▼▼▼

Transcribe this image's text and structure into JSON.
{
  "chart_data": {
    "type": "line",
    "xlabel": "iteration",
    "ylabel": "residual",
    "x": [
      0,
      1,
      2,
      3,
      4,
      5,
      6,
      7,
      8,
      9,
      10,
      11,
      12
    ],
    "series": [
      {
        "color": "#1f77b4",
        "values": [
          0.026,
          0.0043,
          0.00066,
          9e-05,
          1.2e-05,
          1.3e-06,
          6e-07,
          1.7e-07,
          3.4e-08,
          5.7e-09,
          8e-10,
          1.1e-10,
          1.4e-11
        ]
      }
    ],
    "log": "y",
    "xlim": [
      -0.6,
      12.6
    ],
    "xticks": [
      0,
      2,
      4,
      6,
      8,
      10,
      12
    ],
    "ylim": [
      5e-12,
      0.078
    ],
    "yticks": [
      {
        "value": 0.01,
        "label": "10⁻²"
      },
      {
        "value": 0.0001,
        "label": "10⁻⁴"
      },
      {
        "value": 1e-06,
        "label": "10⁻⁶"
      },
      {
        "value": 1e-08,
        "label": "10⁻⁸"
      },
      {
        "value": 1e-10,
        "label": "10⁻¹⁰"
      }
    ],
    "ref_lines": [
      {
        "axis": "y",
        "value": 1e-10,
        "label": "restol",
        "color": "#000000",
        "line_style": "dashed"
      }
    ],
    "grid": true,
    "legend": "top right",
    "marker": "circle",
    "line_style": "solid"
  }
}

▲▲▲

• _Written instruction_
Please output every record, keeping each line exact.

• _Result of this task_
Transcribe this image's text and structure into JSON.
{
  "chart_data": {
    "type": "line",
    "xlabel": "iteration",
    "ylabel": "residual",
    "x": [
      0,
      1,
      2,
      3,
      4,
      5,
      6,
      7,
      8,
      9,
      10,
      11,
      12
    ],
    "series": [
      {
        "color": "#1f77b4",
        "values": [
          0.026,
          0.0043,
          0.00066,
          9e-05,
          1.2e-05,
          1.3e-06,
          6e-07,
          1.7e-07,
          3.4e-08,
          5.7e-09,
          8e-10,
          1.1e-10,
          1.4e-11
        ]
      }
    ],
    "log": "y",
    "xlim": [
      -0.6,
      12.6
    ],
    "xticks": [
      0,
      2,
      4,
      6,
      8,
      10,
      12
    ],
    "ylim": [
      5e-12,
      0.078
    ],
    "yticks": [
      {
        "value": 0.01,
        "label": "10⁻²"
      },
      {
        "value": 0.0001,
        "label": "10⁻⁴"
      },
      {
        "value": 1e-06,
        "label": "10⁻⁶"
      },
      {
        "value": 1e-08,
        "label": "10⁻⁸"
      },
      {
        "value": 1e-10,
        "label": "10⁻¹⁰"
      }
    ],
    "ref_lines": [
      {
        "axis": "y",
        "value": 1e-10,
        "label": "restol",
        "color": "#000000",
        "line_style": "dashed"
      }
    ],
    "grid": true,
    "legend": "top right",
    "marker": "circle",
    "line_style": "solid"
  }
}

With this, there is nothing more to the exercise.